Please extract every line from the records below and reproduce each one word for word, with no changes.

----- WORKING DATA

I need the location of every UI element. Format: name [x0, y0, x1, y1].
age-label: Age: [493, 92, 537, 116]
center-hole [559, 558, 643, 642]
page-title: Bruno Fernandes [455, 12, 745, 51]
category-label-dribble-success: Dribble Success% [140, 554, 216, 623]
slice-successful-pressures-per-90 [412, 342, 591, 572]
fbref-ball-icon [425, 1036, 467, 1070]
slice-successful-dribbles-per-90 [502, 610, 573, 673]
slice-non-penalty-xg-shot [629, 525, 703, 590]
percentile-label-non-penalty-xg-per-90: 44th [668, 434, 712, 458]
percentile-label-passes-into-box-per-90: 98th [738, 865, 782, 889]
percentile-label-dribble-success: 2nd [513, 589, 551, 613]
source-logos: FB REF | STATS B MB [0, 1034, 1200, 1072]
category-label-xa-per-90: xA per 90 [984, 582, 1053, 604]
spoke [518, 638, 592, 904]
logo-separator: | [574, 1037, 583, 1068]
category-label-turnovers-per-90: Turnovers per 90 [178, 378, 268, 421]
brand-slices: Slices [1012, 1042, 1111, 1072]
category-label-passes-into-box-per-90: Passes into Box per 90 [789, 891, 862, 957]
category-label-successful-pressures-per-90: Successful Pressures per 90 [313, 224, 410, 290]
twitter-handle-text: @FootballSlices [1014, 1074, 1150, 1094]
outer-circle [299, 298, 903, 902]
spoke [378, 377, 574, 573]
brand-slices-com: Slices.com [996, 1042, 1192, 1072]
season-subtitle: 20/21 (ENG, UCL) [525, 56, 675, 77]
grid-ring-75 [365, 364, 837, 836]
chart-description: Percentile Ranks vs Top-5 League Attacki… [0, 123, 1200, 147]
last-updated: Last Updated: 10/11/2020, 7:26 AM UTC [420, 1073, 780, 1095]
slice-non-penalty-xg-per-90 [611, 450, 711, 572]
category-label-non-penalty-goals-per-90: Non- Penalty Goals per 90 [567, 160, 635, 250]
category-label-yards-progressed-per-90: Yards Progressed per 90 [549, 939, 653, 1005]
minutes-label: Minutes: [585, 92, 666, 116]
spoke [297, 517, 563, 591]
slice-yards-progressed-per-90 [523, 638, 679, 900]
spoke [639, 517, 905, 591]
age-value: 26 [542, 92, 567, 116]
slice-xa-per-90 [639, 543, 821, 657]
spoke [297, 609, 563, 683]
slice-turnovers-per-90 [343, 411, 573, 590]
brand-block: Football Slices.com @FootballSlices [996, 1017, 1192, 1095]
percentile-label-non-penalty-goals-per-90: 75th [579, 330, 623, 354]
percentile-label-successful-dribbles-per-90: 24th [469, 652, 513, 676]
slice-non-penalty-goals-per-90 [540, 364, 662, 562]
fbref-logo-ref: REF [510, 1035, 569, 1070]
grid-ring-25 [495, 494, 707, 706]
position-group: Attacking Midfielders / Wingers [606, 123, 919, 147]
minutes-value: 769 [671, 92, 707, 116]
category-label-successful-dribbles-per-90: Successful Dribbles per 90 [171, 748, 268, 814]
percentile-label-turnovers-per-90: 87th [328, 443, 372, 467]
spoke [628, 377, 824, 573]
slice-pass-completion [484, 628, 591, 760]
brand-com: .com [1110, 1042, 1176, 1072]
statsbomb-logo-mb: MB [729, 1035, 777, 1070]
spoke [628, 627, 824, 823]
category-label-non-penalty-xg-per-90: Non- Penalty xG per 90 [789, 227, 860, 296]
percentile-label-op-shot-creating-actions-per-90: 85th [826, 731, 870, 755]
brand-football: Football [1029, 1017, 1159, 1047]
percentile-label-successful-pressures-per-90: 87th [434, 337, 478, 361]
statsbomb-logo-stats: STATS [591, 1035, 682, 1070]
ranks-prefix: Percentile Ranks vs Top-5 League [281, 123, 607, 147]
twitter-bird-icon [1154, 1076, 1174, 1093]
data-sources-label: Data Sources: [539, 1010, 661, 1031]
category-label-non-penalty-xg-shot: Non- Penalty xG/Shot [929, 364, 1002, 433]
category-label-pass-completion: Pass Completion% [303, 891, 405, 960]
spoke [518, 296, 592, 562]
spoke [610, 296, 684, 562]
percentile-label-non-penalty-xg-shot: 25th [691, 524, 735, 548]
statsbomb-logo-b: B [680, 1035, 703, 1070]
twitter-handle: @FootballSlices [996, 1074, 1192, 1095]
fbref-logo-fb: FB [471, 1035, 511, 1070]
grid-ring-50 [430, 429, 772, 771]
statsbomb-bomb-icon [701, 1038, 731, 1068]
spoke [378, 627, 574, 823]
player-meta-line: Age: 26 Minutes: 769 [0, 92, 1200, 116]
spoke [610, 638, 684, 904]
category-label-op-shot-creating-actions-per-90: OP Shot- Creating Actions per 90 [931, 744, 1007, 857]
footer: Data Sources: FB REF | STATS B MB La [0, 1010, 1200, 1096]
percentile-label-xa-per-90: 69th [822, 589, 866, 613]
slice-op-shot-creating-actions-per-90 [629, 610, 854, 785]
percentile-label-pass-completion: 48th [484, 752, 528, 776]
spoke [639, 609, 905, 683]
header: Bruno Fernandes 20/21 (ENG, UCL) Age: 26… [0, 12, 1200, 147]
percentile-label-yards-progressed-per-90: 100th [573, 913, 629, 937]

----------

### SOLVED EXERCISE
I need the location of every UI element. Format: name [x0, y0, x1, y1].
age-label: Age: [493, 92, 537, 116]
center-hole [559, 558, 643, 642]
page-title: Bruno Fernandes [455, 12, 745, 51]
category-label-dribble-success: Dribble Success% [140, 554, 216, 623]
slice-successful-pressures-per-90 [412, 342, 591, 572]
fbref-ball-icon [425, 1036, 467, 1070]
slice-successful-dribbles-per-90 [502, 610, 573, 673]
slice-non-penalty-xg-shot [629, 525, 703, 590]
percentile-label-non-penalty-xg-per-90: 44th [668, 434, 712, 458]
percentile-label-passes-into-box-per-90: 98th [738, 865, 782, 889]
percentile-label-dribble-success: 2nd [513, 589, 551, 613]
source-logos: FB REF | STATS B MB [0, 1034, 1200, 1072]
category-label-xa-per-90: xA per 90 [984, 582, 1053, 604]
spoke [518, 638, 592, 904]
logo-separator: | [574, 1037, 583, 1068]
category-label-turnovers-per-90: Turnovers per 90 [178, 378, 268, 421]
brand-slices: Slices [1012, 1042, 1111, 1072]
category-label-passes-into-box-per-90: Passes into Box per 90 [789, 891, 862, 957]
category-label-successful-pressures-per-90: Successful Pressures per 90 [313, 224, 410, 290]
twitter-handle-text: @FootballSlices [1014, 1074, 1150, 1094]
outer-circle [299, 298, 903, 902]
spoke [378, 377, 574, 573]
brand-slices-com: Slices.com [996, 1042, 1192, 1072]
season-subtitle: 20/21 (ENG, UCL) [525, 56, 675, 77]
grid-ring-75 [365, 364, 837, 836]
chart-description: Percentile Ranks vs Top-5 League Attacki… [0, 123, 1200, 147]
last-updated: Last Updated: 10/11/2020, 7:26 AM UTC [420, 1073, 780, 1095]
slice-non-penalty-xg-per-90 [611, 450, 711, 572]
category-label-non-penalty-goals-per-90: Non- Penalty Goals per 90 [567, 160, 635, 250]
category-label-yards-progressed-per-90: Yards Progressed per 90 [549, 939, 653, 1005]
minutes-label: Minutes: [585, 92, 666, 116]
spoke [297, 517, 563, 591]
slice-yards-progressed-per-90 [523, 638, 679, 900]
spoke [639, 517, 905, 591]
age-value: 26 [542, 92, 567, 116]
slice-xa-per-90 [639, 543, 821, 657]
spoke [297, 609, 563, 683]
slice-turnovers-per-90 [343, 411, 573, 590]
brand-block: Football Slices.com @FootballSlices [996, 1017, 1192, 1095]
percentile-label-non-penalty-goals-per-90: 75th [579, 330, 623, 354]
percentile-label-successful-dribbles-per-90: 24th [469, 652, 513, 676]
slice-non-penalty-goals-per-90 [540, 364, 662, 562]
fbref-logo-ref: REF [510, 1035, 569, 1070]
grid-ring-25 [495, 494, 707, 706]
position-group: Attacking Midfielders / Wingers [606, 123, 919, 147]
minutes-value: 769 [671, 92, 707, 116]
category-label-successful-dribbles-per-90: Successful Dribbles per 90 [171, 748, 268, 814]
percentile-label-turnovers-per-90: 87th [328, 443, 372, 467]
spoke [628, 377, 824, 573]
slice-pass-completion [484, 628, 591, 760]
brand-com: .com [1110, 1042, 1176, 1072]
statsbomb-logo-mb: MB [729, 1035, 777, 1070]
spoke [628, 627, 824, 823]
category-label-non-penalty-xg-per-90: Non- Penalty xG per 90 [789, 227, 860, 296]
percentile-label-op-shot-creating-actions-per-90: 85th [826, 731, 870, 755]
brand-football: Football [1029, 1017, 1159, 1047]
percentile-label-successful-pressures-per-90: 87th [434, 337, 478, 361]
statsbomb-logo-stats: STATS [591, 1035, 682, 1070]
ranks-prefix: Percentile Ranks vs Top-5 League [281, 123, 607, 147]
twitter-bird-icon [1154, 1076, 1174, 1093]
data-sources-label: Data Sources: [539, 1010, 661, 1031]
category-label-non-penalty-xg-shot: Non- Penalty xG/Shot [929, 364, 1002, 433]
category-label-pass-completion: Pass Completion% [303, 891, 405, 960]
spoke [518, 296, 592, 562]
spoke [610, 296, 684, 562]
percentile-label-non-penalty-xg-shot: 25th [691, 524, 735, 548]
statsbomb-logo-b: B [680, 1035, 703, 1070]
twitter-handle: @FootballSlices [996, 1074, 1192, 1095]
fbref-logo-fb: FB [471, 1035, 511, 1070]
grid-ring-50 [430, 429, 772, 771]
statsbomb-bomb-icon [701, 1038, 731, 1068]
spoke [378, 627, 574, 823]
player-meta-line: Age: 26 Minutes: 769 [0, 92, 1200, 116]
spoke [610, 638, 684, 904]
category-label-op-shot-creating-actions-per-90: OP Shot- Creating Actions per 90 [931, 744, 1007, 857]
footer: Data Sources: FB REF | STATS B MB La [0, 1010, 1200, 1096]
percentile-label-xa-per-90: 69th [822, 589, 866, 613]
slice-op-shot-creating-actions-per-90 [629, 610, 854, 785]
percentile-label-pass-completion: 48th [484, 752, 528, 776]
spoke [639, 609, 905, 683]
header: Bruno Fernandes 20/21 (ENG, UCL) Age: 26… [0, 12, 1200, 147]
percentile-label-yards-progressed-per-90: 100th [573, 913, 629, 937]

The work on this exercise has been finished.